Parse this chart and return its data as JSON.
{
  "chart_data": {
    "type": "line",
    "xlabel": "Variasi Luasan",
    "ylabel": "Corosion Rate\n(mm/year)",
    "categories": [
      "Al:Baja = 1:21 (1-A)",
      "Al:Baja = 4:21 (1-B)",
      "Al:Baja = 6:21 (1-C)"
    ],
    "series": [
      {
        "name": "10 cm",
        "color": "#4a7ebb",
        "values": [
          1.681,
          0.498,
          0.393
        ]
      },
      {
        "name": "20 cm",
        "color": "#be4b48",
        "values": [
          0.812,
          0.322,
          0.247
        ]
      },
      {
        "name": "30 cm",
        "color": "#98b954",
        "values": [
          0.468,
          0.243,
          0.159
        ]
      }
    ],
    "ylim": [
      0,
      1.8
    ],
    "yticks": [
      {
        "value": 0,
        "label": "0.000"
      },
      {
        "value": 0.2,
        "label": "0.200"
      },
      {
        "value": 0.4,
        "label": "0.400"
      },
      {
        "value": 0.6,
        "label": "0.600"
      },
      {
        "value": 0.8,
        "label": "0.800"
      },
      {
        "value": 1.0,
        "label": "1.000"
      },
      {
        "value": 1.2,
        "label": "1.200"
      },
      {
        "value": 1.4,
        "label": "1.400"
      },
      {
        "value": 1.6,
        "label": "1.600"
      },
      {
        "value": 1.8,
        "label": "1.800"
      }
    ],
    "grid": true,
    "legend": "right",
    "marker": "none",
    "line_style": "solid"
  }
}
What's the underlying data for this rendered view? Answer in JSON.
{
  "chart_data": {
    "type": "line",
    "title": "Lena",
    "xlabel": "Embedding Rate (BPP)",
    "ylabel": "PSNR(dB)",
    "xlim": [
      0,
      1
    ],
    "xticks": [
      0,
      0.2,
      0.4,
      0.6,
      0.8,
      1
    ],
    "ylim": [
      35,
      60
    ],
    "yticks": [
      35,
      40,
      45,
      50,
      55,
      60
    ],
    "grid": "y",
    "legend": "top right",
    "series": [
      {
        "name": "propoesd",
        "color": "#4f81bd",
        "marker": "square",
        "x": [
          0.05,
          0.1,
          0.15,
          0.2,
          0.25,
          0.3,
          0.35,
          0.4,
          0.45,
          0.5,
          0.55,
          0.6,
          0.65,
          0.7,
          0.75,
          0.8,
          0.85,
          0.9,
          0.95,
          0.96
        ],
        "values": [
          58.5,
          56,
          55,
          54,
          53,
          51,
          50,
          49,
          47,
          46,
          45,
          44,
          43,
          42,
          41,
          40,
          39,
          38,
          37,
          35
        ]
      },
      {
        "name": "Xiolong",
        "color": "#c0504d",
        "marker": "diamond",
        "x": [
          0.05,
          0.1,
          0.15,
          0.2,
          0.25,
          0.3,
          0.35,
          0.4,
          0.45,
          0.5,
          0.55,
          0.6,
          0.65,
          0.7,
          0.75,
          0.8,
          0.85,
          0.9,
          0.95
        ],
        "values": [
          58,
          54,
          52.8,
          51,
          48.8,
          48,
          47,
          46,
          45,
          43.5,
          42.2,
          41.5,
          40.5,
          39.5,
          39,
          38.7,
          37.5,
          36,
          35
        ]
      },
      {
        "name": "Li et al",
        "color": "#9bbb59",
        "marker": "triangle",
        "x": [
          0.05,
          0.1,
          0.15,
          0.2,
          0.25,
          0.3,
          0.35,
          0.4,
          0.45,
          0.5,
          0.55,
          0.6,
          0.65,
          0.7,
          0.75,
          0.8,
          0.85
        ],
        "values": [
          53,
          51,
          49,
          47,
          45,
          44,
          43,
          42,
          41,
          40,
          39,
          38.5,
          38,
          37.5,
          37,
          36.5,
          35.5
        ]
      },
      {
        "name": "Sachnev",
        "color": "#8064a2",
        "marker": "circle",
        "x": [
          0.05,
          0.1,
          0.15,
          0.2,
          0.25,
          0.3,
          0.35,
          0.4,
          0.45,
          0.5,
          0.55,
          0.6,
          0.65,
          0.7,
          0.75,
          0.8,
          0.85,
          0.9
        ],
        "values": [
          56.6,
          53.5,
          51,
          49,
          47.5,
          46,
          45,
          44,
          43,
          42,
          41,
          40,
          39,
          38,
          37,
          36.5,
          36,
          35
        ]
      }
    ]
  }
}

★ ★ ★ ★

> _Required task_: Go through the entries above and copy every line containing "JSON".

> _Task output_:
Parse this chart and return its data as JSON.
What's the underlying data for this rendered view? Answer in JSON.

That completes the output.